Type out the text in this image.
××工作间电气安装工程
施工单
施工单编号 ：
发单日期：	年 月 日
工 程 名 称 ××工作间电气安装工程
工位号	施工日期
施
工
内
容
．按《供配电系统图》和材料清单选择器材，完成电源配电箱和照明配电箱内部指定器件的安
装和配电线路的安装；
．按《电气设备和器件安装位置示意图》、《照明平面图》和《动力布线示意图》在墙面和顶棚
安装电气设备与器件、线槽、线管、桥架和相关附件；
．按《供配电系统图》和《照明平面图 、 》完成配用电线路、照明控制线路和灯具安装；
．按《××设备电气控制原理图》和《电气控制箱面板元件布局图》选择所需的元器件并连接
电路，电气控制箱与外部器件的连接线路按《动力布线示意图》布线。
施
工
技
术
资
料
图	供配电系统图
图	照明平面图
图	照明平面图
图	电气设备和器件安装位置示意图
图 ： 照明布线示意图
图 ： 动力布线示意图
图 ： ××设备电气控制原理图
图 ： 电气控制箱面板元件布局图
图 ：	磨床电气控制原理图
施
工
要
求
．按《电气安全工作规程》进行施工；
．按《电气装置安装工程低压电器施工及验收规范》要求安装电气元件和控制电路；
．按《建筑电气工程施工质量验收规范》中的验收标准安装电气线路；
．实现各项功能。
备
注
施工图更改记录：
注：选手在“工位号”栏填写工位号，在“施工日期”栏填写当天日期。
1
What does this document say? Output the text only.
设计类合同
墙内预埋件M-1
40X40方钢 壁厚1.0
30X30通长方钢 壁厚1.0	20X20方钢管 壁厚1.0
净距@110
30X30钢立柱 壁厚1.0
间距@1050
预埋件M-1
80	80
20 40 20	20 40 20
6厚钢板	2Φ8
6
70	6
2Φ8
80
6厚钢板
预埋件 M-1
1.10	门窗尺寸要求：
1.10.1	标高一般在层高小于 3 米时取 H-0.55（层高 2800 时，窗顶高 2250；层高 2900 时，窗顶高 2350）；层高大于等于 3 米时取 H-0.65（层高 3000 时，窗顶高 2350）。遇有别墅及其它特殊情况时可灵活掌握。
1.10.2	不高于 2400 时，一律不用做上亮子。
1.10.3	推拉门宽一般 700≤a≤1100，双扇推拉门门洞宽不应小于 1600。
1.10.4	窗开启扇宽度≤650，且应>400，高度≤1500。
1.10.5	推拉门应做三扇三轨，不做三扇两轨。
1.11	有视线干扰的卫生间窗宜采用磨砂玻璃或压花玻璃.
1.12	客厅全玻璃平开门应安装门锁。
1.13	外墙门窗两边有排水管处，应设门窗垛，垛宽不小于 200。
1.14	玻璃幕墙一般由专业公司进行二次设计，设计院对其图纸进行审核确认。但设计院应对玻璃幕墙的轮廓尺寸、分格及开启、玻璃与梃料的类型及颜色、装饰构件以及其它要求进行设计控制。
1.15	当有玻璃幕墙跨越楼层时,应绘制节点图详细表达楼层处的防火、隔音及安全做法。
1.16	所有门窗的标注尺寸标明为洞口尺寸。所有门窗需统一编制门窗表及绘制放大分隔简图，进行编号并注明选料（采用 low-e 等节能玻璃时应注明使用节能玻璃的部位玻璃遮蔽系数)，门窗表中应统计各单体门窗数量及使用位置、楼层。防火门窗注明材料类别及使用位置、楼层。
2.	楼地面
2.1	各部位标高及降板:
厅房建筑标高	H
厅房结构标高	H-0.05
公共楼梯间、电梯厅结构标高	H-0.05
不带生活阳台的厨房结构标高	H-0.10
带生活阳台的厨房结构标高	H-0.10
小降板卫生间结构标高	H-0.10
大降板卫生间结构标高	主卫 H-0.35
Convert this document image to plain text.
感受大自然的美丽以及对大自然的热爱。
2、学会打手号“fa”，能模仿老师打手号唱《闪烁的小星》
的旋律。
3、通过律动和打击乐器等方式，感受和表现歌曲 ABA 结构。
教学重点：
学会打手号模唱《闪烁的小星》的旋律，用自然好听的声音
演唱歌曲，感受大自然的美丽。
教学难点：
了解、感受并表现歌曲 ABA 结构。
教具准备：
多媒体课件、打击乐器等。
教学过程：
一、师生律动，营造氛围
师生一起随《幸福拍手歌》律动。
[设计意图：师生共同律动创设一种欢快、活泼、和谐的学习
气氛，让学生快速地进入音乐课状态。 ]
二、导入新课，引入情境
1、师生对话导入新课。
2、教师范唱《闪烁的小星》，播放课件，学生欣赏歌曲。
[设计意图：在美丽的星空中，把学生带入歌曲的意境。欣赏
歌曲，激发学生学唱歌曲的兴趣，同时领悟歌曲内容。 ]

★ ★ ★ ★ ★ ★ ★

→ **Work instructions**: Reproduce every entry shown above, precisely as it stands.

→ **Final result**:
Type out the text in this image.
××工作间电气安装工程
施工单
施工单编号 ：
发单日期：	年 月 日
工 程 名 称 ××工作间电气安装工程
工位号	施工日期
施
工
内
容
．按《供配电系统图》和材料清单选择器材，完成电源配电箱和照明配电箱内部指定器件的安
装和配电线路的安装；
．按《电气设备和器件安装位置示意图》、《照明平面图》和《动力布线示意图》在墙面和顶棚
安装电气设备与器件、线槽、线管、桥架和相关附件；
．按《供配电系统图》和《照明平面图 、 》完成配用电线路、照明控制线路和灯具安装；
．按《××设备电气控制原理图》和《电气控制箱面板元件布局图》选择所需的元器件并连接
电路，电气控制箱与外部器件的连接线路按《动力布线示意图》布线。
施
工
技
术
资
料
图	供配电系统图
图	照明平面图
图	照明平面图
图	电气设备和器件安装位置示意图
图 ： 照明布线示意图
图 ： 动力布线示意图
图 ： ××设备电气控制原理图
图 ： 电气控制箱面板元件布局图
图 ：	磨床电气控制原理图
施
工
要
求
．按《电气安全工作规程》进行施工；
．按《电气装置安装工程低压电器施工及验收规范》要求安装电气元件和控制电路；
．按《建筑电气工程施工质量验收规范》中的验收标准安装电气线路；
．实现各项功能。
备
注
施工图更改记录：
注：选手在“工位号”栏填写工位号，在“施工日期”栏填写当天日期。
1
What does this document say? Output the text only.
设计类合同
墙内预埋件M-1
40X40方钢 壁厚1.0
30X30通长方钢 壁厚1.0	20X20方钢管 壁厚1.0
净距@110
30X30钢立柱 壁厚1.0
间距@1050
预埋件M-1
80	80
20 40 20	20 40 20
6厚钢板	2Φ8
6
70	6
2Φ8
80
6厚钢板
预埋件 M-1
1.10	门窗尺寸要求：
1.10.1	标高一般在层高小于 3 米时取 H-0.55（层高 2800 时，窗顶高 2250；层高 2900 时，窗顶高 2350）；层高大于等于 3 米时取 H-0.65（层高 3000 时，窗顶高 2350）。遇有别墅及其它特殊情况时可灵活掌握。
1.10.2	不高于 2400 时，一律不用做上亮子。
1.10.3	推拉门宽一般 700≤a≤1100，双扇推拉门门洞宽不应小于 1600。
1.10.4	窗开启扇宽度≤650，且应>400，高度≤1500。
1.10.5	推拉门应做三扇三轨，不做三扇两轨。
1.11	有视线干扰的卫生间窗宜采用磨砂玻璃或压花玻璃.
1.12	客厅全玻璃平开门应安装门锁。
1.13	外墙门窗两边有排水管处，应设门窗垛，垛宽不小于 200。
1.14	玻璃幕墙一般由专业公司进行二次设计，设计院对其图纸进行审核确认。但设计院应对玻璃幕墙的轮廓尺寸、分格及开启、玻璃与梃料的类型及颜色、装饰构件以及其它要求进行设计控制。
1.15	当有玻璃幕墙跨越楼层时,应绘制节点图详细表达楼层处的防火、隔音及安全做法。
1.16	所有门窗的标注尺寸标明为洞口尺寸。所有门窗需统一编制门窗表及绘制放大分隔简图，进行编号并注明选料（采用 low-e 等节能玻璃时应注明使用节能玻璃的部位玻璃遮蔽系数)，门窗表中应统计各单体门窗数量及使用位置、楼层。防火门窗注明材料类别及使用位置、楼层。
2.	楼地面
2.1	各部位标高及降板:
厅房建筑标高	H
厅房结构标高	H-0.05
公共楼梯间、电梯厅结构标高	H-0.05
不带生活阳台的厨房结构标高	H-0.10
带生活阳台的厨房结构标高	H-0.10
小降板卫生间结构标高	H-0.10
大降板卫生间结构标高	主卫 H-0.35
Convert this document image to plain text.
感受大自然的美丽以及对大自然的热爱。
2、学会打手号“fa”，能模仿老师打手号唱《闪烁的小星》
的旋律。
3、通过律动和打击乐器等方式，感受和表现歌曲 ABA 结构。
教学重点：
学会打手号模唱《闪烁的小星》的旋律，用自然好听的声音
演唱歌曲，感受大自然的美丽。
教学难点：
了解、感受并表现歌曲 ABA 结构。
教具准备：
多媒体课件、打击乐器等。
教学过程：
一、师生律动，营造氛围
师生一起随《幸福拍手歌》律动。
[设计意图：师生共同律动创设一种欢快、活泼、和谐的学习
气氛，让学生快速地进入音乐课状态。 ]
二、导入新课，引入情境
1、师生对话导入新课。
2、教师范唱《闪烁的小星》，播放课件，学生欣赏歌曲。
[设计意图：在美丽的星空中，把学生带入歌曲的意境。欣赏
歌曲，激发学生学唱歌曲的兴趣，同时领悟歌曲内容。 ]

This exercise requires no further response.